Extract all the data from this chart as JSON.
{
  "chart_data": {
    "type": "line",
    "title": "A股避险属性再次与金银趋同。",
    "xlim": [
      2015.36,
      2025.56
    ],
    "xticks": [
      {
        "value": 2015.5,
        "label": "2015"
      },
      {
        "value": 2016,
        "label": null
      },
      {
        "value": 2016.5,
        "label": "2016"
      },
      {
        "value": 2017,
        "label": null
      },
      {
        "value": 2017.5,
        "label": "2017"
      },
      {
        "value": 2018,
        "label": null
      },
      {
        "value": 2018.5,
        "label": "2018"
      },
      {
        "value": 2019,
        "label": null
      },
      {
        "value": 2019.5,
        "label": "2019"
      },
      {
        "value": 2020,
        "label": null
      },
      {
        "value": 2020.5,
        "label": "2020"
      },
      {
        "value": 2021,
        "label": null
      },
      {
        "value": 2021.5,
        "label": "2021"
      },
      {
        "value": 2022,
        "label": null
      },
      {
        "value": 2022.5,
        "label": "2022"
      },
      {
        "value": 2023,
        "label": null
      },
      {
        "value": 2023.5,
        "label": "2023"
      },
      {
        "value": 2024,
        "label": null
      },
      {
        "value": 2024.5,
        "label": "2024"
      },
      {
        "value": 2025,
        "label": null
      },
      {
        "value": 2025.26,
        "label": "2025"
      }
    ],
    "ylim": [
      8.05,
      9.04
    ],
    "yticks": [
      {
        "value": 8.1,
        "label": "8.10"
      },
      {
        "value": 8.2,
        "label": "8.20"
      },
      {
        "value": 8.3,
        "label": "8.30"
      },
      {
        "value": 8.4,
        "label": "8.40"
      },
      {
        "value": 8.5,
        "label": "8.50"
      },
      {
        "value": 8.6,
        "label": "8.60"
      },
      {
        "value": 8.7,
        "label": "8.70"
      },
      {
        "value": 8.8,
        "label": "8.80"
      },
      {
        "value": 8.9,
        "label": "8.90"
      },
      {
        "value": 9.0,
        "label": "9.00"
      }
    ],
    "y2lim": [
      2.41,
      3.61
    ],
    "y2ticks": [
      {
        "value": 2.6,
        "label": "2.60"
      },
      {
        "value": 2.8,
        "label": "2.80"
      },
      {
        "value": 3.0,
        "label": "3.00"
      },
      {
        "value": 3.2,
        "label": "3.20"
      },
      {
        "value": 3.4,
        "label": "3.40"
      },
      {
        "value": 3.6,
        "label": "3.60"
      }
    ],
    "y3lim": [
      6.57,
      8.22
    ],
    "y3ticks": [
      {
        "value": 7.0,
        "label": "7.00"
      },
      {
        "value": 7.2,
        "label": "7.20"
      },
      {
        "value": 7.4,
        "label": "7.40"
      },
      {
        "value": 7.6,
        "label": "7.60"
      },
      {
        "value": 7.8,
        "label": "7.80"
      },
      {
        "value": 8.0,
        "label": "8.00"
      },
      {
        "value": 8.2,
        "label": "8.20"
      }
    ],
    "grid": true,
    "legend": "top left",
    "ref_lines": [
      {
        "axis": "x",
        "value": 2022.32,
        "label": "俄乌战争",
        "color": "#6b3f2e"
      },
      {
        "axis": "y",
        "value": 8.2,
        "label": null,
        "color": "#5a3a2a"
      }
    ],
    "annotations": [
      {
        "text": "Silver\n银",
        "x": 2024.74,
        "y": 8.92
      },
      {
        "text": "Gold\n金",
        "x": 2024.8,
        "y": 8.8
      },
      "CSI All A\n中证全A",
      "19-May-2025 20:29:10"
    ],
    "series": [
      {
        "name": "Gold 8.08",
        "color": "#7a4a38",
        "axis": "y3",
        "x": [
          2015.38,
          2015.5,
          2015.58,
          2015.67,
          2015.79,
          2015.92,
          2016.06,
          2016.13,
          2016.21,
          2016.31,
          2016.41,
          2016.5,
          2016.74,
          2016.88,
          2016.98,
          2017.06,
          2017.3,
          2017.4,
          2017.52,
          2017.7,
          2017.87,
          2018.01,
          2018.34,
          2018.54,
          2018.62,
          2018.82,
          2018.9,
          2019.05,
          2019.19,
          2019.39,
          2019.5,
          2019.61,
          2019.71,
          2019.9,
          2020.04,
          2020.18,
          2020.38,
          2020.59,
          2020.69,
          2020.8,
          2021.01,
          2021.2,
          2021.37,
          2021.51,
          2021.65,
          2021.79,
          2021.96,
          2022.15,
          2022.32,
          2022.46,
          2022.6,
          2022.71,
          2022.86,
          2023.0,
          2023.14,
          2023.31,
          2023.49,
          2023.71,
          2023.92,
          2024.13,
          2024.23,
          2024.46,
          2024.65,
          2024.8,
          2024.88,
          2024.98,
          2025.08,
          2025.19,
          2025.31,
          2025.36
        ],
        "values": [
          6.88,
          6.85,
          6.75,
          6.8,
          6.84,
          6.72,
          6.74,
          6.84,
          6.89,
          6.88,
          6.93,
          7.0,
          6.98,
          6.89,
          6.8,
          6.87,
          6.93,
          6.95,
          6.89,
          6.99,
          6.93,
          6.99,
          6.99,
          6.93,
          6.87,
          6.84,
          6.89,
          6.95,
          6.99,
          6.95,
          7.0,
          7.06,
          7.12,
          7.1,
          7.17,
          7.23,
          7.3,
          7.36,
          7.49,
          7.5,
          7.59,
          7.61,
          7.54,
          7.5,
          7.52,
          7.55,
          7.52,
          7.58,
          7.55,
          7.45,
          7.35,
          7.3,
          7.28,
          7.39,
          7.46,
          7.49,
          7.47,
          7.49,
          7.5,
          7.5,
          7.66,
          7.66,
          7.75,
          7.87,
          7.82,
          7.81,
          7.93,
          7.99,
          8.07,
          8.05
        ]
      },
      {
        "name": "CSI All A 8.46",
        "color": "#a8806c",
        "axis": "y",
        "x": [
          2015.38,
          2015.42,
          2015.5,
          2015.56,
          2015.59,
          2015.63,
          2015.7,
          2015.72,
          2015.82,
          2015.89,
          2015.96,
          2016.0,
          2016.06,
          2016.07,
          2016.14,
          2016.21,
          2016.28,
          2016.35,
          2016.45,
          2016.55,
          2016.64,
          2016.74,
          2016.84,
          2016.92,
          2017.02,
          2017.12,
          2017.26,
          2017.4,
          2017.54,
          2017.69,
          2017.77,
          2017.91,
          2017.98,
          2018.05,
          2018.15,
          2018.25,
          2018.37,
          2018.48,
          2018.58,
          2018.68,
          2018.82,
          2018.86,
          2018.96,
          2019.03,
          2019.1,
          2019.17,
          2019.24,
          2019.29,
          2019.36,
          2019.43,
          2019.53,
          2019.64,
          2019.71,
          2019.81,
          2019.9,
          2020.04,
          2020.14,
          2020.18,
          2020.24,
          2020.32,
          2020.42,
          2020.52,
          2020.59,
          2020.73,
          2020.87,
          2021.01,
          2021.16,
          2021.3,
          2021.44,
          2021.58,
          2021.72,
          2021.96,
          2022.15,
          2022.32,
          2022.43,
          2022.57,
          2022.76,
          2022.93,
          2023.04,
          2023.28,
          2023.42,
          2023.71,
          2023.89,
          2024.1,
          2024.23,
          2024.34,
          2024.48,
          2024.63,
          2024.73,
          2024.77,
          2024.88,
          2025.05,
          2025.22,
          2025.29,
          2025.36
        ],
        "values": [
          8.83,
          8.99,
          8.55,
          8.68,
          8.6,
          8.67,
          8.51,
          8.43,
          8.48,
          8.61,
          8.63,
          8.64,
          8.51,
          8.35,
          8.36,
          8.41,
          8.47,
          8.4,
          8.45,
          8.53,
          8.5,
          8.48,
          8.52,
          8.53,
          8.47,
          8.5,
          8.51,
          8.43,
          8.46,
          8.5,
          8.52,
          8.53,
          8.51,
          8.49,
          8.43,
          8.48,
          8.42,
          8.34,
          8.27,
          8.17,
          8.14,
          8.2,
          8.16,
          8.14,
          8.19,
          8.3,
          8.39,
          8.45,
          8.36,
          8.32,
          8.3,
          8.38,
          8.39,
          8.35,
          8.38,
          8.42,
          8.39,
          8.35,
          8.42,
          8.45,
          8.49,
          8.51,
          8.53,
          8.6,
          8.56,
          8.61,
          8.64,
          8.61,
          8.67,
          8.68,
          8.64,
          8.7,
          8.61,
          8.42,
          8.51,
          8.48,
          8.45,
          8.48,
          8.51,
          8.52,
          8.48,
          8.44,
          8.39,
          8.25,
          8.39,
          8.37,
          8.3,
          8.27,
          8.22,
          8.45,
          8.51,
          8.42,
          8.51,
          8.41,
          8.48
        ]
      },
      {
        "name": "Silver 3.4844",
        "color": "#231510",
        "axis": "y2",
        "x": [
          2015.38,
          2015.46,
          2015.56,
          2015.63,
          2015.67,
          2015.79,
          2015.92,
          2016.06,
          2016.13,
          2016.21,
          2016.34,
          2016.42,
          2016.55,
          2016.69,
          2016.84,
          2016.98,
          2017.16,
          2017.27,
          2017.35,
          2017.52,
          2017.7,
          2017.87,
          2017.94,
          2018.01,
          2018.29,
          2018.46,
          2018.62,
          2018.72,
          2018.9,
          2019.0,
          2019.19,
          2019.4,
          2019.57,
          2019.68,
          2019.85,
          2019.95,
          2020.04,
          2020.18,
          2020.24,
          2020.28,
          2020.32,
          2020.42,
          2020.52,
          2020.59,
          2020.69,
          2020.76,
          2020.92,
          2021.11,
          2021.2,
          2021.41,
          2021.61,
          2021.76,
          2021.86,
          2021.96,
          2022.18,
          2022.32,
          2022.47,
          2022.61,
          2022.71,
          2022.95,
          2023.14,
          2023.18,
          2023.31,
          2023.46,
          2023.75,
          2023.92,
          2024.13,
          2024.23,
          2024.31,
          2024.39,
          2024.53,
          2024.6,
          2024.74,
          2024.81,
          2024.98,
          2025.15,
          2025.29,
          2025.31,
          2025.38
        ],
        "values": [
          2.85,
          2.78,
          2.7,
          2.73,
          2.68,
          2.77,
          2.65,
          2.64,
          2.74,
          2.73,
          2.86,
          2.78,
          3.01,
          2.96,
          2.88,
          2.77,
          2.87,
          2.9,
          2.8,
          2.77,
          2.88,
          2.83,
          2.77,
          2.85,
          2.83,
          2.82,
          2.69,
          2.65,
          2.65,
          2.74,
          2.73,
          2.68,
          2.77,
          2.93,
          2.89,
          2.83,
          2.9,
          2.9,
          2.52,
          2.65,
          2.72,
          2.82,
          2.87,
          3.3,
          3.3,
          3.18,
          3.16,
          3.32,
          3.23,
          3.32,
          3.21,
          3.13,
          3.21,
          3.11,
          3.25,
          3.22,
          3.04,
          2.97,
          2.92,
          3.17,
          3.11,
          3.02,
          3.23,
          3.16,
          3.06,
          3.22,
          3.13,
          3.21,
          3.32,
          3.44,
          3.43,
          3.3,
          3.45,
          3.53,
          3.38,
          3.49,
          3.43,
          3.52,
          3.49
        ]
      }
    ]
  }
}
#####
Read through the entries and copy every line that includes "color".

▸ **Worked solution**:
        "color": "#6b3f2e"
        "color": "#5a3a2a"
        "color": "#7a4a38",
        "color": "#a8806c",
        "color": "#231510",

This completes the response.